%%

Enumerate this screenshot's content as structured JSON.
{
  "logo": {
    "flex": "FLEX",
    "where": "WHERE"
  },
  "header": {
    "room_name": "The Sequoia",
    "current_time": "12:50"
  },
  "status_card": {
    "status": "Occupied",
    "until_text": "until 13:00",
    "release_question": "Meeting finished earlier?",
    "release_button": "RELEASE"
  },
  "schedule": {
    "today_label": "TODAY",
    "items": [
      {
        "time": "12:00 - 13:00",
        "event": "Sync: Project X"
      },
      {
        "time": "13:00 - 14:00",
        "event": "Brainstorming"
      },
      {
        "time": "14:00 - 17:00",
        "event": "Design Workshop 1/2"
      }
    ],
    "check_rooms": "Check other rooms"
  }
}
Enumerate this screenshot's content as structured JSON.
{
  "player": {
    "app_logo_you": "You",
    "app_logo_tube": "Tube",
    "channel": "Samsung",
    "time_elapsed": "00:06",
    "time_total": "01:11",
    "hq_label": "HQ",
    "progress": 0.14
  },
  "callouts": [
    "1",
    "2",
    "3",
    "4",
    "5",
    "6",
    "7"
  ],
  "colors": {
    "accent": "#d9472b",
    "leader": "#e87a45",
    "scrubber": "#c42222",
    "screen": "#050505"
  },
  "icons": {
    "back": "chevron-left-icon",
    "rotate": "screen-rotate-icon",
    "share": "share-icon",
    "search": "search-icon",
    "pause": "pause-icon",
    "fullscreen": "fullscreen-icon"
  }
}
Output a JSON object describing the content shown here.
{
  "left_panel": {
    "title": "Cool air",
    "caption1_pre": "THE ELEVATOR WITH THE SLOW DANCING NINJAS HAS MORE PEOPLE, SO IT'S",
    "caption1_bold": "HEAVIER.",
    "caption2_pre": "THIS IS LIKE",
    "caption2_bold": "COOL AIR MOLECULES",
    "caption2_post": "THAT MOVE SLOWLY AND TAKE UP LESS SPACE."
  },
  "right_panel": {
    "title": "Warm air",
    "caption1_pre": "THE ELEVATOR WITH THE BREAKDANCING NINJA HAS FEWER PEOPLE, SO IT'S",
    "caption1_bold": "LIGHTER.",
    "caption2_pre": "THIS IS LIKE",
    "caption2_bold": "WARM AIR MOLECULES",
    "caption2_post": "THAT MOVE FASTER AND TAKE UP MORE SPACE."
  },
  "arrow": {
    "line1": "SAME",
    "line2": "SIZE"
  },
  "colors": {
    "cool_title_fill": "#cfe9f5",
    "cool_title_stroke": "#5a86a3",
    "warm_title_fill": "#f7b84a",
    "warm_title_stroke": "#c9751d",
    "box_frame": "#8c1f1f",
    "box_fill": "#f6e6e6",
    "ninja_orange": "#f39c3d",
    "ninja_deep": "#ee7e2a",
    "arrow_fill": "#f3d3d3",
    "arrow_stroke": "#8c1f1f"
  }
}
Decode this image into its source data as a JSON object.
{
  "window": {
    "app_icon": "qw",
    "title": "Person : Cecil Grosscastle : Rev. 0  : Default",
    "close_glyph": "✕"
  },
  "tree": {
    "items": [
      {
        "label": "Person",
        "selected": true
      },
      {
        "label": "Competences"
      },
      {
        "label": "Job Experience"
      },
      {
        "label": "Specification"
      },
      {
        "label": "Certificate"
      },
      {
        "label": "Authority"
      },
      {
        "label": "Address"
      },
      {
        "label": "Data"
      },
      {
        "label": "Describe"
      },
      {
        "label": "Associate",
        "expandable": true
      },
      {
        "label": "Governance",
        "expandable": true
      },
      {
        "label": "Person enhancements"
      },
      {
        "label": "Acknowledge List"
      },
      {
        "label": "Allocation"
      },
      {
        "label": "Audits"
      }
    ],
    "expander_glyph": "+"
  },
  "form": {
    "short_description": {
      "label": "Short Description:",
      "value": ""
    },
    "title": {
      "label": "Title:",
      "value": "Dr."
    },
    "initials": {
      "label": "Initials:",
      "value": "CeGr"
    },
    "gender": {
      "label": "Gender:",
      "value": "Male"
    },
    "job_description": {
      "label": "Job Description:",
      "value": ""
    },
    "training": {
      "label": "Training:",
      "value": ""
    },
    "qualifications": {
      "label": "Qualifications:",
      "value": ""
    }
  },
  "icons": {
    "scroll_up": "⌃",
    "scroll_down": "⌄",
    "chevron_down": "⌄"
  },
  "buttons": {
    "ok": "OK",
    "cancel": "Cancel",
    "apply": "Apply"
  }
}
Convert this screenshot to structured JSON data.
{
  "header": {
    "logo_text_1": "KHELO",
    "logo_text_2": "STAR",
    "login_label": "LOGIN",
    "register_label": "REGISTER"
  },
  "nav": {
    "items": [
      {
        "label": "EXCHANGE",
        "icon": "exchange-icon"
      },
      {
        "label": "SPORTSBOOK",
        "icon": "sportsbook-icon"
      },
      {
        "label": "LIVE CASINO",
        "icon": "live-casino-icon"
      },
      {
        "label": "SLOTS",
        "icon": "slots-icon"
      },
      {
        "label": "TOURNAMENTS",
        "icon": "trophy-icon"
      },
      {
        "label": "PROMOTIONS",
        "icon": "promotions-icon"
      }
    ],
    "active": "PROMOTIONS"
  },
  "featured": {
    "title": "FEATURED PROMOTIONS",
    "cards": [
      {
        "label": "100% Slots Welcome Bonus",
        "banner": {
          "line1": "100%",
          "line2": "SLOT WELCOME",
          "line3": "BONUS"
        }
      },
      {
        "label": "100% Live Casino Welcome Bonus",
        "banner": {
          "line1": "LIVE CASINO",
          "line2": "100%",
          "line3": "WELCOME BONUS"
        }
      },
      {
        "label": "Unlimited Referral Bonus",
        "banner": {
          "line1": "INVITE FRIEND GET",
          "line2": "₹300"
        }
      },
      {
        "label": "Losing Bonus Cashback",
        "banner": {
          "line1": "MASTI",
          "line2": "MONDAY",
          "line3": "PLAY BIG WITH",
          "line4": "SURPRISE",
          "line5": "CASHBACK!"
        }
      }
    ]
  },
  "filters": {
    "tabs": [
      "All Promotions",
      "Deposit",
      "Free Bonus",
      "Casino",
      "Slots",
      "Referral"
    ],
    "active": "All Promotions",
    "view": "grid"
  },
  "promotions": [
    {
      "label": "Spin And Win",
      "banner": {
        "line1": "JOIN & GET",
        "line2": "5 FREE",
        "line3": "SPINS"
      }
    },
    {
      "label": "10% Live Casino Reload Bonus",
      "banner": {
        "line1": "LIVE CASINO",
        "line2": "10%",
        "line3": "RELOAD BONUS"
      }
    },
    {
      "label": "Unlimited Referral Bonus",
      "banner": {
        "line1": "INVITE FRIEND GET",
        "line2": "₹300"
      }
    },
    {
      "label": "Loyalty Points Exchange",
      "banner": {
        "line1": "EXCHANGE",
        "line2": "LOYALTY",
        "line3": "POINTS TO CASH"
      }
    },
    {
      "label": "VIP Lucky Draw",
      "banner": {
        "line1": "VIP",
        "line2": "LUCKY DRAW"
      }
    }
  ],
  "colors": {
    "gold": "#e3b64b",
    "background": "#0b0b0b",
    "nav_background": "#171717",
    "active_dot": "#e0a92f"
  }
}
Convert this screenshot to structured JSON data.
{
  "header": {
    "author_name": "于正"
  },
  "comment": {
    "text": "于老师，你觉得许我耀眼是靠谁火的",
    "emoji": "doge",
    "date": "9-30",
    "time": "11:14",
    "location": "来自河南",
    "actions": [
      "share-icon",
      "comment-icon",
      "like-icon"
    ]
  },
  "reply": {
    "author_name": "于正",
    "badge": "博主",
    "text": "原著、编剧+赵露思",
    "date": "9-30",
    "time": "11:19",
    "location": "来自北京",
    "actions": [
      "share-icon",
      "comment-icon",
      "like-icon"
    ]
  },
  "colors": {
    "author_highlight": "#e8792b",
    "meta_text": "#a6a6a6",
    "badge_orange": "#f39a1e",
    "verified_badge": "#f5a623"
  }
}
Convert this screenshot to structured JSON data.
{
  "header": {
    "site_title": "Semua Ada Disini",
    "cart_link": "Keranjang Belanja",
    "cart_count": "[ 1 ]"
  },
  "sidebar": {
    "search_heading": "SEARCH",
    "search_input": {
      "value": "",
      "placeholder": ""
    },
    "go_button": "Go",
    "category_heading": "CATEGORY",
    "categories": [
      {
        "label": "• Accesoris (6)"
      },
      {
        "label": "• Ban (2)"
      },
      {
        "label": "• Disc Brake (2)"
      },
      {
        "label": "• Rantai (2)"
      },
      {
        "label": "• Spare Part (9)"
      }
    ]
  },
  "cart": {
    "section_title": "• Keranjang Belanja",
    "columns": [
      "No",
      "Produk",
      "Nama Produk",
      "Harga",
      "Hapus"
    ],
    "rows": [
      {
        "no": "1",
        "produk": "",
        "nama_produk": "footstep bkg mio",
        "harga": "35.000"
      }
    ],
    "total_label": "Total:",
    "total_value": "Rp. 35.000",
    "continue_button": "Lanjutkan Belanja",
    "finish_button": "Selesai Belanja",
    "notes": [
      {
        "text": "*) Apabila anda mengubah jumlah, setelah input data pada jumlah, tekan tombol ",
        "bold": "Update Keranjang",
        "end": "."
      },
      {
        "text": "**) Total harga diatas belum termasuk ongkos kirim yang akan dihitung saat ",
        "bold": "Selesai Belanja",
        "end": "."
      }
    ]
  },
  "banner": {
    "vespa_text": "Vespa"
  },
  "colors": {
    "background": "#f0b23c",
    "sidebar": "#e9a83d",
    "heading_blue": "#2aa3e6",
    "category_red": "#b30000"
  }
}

%%

List every line above containing the word "Belanja".

Answer
    "cart_link": "Keranjang Belanja",
    "section_title": "• Keranjang Belanja",
    "continue_button": "Lanjutkan Belanja",
    "finish_button": "Selesai Belanja",
        "bold": "Selesai Belanja",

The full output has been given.